Transcribe every entry word for word, leaving out all images.

Data section |
-- BEGIN --

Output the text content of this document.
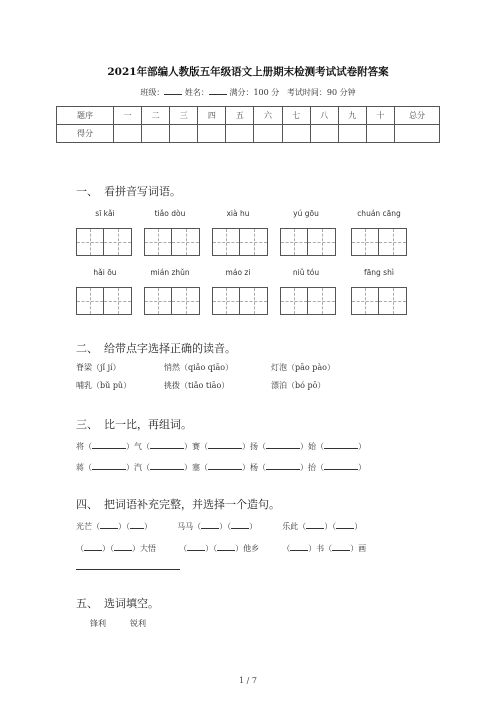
2021年部编人教版五年级语文上册期末检测考试试卷附答案
班级：	姓名：	满分：100 分 考试时间：90 分钟
题序	一	二	三	四	五	六	七	八	九	十	总分
得分											
一、 看拼音写词语。
sī kǎi	tiǎo dòu	xià hu	yú gōu	chuán cāng
hǎi ōu	mián zhǔn	máo zi	niǔ tóu	fāng shì
二、 给带点字选择正确的读音。
脊梁（jǐ jí）	悄然（qiǎo qiāo）	灯泡（pāo pào）
哺乳（bǔ pǔ）	挑拨（tiǎo tiāo）	漂泊（bó pō）
三、 比一比，再组词。
将（	）气（	）赛（	）扬（	）始（	）
蒋（	）汽（	）塞（	）杨（	）抬（	）
四、 把词语补充完整，并选择一个造句。
光芒（ ）（ ）	马马（ ）（ ）	乐此（ ）（ ）
（ ）（ ）大悟	（ ）（ ）他乡	（ ）书（ ）画
五、 选词填空。
锋利	锐利
1 / 7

-- END --

Answer for this exercise |
Output the text content of this document.
2021年部编人教版五年级语文上册期末检测考试试卷附答案
班级：	姓名：	满分：100 分 考试时间：90 分钟
题序	一	二	三	四	五	六	七	八	九	十	总分
得分											
一、 看拼音写词语。
sī kǎi	tiǎo dòu	xià hu	yú gōu	chuán cāng
hǎi ōu	mián zhǔn	máo zi	niǔ tóu	fāng shì
二、 给带点字选择正确的读音。
脊梁（jǐ jí）	悄然（qiǎo qiāo）	灯泡（pāo pào）
哺乳（bǔ pǔ）	挑拨（tiǎo tiāo）	漂泊（bó pō）
三、 比一比，再组词。
将（	）气（	）赛（	）扬（	）始（	）
蒋（	）汽（	）塞（	）杨（	）抬（	）
四、 把词语补充完整，并选择一个造句。
光芒（ ）（ ）	马马（ ）（ ）	乐此（ ）（ ）
（ ）（ ）大悟	（ ）（ ）他乡	（ ）书（ ）画
五、 选词填空。
锋利	锐利
1 / 7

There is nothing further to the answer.